◆ **Task to carry out**
Gather, from the listing beneath this task, every line holding the string "season".

◆ **Records supplied**
** start **
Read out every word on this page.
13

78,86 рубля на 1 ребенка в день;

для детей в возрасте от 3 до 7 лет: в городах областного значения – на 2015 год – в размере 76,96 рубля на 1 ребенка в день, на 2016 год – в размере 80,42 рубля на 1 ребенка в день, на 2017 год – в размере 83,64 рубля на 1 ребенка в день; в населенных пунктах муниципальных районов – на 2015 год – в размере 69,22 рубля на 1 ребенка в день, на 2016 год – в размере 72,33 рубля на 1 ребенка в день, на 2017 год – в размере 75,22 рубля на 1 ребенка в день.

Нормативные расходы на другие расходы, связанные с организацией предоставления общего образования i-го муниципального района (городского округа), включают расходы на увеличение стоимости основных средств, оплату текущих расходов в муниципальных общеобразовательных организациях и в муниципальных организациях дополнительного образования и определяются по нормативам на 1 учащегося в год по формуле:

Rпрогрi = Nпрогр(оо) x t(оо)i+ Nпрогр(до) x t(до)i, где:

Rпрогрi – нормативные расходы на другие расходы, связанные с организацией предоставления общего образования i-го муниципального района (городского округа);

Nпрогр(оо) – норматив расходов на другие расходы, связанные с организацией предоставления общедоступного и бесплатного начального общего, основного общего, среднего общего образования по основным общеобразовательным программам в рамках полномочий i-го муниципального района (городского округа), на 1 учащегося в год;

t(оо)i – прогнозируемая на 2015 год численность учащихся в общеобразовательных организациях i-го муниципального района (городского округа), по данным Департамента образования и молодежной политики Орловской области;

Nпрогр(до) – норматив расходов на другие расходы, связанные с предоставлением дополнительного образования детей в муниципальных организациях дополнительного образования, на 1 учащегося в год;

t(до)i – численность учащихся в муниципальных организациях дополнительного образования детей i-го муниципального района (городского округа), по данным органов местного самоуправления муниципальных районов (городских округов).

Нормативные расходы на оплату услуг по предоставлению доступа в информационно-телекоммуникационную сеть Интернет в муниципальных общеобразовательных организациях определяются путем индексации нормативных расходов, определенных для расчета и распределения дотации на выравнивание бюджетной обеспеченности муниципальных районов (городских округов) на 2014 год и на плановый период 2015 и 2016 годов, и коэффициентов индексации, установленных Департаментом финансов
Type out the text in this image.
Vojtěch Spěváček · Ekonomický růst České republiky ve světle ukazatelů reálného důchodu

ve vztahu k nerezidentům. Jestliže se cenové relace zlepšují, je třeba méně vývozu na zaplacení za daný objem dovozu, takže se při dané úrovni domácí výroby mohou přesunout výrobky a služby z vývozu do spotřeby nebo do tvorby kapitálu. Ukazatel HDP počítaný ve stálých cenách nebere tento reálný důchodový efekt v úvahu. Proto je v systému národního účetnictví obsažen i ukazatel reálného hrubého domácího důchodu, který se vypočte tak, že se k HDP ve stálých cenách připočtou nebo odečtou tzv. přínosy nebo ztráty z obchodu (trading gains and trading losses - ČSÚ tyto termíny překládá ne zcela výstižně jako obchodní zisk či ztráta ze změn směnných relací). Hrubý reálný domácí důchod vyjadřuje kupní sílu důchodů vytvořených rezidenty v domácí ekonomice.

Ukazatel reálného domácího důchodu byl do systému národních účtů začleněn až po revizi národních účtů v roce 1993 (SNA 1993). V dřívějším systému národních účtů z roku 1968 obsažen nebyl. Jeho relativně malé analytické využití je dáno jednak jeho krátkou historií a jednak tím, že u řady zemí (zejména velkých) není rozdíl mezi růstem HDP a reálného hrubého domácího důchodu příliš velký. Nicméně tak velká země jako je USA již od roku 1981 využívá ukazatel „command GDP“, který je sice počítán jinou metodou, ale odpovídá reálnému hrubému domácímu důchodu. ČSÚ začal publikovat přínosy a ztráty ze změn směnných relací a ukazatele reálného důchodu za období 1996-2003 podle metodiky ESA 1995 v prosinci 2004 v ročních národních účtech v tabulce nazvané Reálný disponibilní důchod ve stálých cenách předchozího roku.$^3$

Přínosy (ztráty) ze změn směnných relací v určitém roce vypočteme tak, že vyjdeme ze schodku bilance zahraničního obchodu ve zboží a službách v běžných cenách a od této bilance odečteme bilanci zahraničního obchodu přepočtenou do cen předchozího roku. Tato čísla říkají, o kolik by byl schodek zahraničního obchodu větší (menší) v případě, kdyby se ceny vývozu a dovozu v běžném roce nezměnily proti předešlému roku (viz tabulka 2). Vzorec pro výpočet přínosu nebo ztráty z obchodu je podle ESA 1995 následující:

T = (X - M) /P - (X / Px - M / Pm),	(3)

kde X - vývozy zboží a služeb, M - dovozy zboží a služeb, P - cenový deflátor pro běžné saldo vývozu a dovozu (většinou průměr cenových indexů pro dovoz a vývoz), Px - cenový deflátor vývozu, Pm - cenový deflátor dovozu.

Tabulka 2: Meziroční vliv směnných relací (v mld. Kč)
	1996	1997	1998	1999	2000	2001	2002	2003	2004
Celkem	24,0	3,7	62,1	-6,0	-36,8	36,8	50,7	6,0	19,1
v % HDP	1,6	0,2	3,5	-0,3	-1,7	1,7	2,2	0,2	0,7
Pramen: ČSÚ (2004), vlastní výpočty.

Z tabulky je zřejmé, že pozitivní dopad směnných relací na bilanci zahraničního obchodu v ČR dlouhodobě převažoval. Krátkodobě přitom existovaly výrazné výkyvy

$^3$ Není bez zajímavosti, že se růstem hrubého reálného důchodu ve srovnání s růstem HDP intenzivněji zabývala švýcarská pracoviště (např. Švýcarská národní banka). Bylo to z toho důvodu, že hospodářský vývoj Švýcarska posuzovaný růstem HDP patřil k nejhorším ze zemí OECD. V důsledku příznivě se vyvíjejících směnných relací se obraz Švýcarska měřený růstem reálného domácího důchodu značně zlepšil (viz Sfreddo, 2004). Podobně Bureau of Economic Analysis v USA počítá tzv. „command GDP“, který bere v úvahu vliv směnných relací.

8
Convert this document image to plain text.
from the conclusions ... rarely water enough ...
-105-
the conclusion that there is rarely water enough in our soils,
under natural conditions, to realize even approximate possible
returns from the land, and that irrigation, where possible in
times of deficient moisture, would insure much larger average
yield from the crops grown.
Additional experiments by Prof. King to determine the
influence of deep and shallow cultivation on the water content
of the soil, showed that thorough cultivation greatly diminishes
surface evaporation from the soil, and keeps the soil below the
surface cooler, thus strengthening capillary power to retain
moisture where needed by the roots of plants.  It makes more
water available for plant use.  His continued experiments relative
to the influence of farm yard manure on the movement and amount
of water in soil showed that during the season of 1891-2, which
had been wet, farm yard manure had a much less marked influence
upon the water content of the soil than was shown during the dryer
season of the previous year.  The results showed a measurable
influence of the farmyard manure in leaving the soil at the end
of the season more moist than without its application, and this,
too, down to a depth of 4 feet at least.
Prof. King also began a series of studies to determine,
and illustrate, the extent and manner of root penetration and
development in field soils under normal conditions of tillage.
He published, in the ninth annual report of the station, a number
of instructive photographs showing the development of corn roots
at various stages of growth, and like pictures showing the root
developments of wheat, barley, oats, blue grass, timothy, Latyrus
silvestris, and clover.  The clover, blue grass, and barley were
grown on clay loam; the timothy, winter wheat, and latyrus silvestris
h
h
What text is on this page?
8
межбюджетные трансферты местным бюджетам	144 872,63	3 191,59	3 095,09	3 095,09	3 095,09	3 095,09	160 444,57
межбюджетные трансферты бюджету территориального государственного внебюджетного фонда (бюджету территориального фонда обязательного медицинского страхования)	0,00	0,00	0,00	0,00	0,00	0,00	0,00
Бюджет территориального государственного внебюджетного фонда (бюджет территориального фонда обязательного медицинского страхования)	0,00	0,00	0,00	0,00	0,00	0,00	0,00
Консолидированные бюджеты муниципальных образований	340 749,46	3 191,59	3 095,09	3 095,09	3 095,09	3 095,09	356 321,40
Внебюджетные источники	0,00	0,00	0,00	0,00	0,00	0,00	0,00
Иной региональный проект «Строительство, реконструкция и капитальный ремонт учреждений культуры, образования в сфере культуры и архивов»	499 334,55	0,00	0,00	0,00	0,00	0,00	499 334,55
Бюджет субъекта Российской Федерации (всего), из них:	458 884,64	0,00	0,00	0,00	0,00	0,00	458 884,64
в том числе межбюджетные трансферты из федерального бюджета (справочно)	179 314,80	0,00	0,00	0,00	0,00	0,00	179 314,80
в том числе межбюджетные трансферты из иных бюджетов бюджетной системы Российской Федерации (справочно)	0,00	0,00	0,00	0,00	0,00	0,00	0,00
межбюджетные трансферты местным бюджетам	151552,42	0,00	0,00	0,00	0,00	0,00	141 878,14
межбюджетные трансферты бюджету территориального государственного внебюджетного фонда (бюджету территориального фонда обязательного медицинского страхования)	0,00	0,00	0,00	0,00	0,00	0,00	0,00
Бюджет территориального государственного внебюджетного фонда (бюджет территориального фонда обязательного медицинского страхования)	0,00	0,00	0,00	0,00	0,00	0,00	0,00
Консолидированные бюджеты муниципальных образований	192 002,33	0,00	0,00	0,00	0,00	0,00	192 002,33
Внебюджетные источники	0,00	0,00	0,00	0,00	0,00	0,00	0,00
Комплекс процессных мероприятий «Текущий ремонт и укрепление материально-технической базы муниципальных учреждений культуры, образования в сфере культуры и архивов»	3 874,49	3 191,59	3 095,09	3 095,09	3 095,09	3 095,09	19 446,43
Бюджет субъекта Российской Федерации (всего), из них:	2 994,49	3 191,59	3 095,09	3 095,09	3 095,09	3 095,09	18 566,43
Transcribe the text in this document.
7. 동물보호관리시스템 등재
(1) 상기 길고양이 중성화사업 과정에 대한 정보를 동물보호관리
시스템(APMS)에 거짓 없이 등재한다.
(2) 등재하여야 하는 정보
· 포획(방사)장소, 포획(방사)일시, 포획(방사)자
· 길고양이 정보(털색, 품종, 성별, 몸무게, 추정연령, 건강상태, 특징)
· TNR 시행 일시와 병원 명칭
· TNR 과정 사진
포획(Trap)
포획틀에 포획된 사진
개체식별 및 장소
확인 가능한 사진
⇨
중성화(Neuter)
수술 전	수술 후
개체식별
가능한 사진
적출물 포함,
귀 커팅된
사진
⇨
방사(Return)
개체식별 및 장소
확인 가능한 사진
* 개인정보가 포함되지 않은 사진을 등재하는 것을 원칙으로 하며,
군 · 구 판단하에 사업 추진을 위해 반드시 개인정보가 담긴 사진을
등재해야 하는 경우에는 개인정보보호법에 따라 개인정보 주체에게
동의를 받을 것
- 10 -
** end **
◆ **Answer to this task**
of water in soil showed that during the season of 1891-2, which
season of the previous year.  The results showed a measurable
of the season more moist than without its application, and this,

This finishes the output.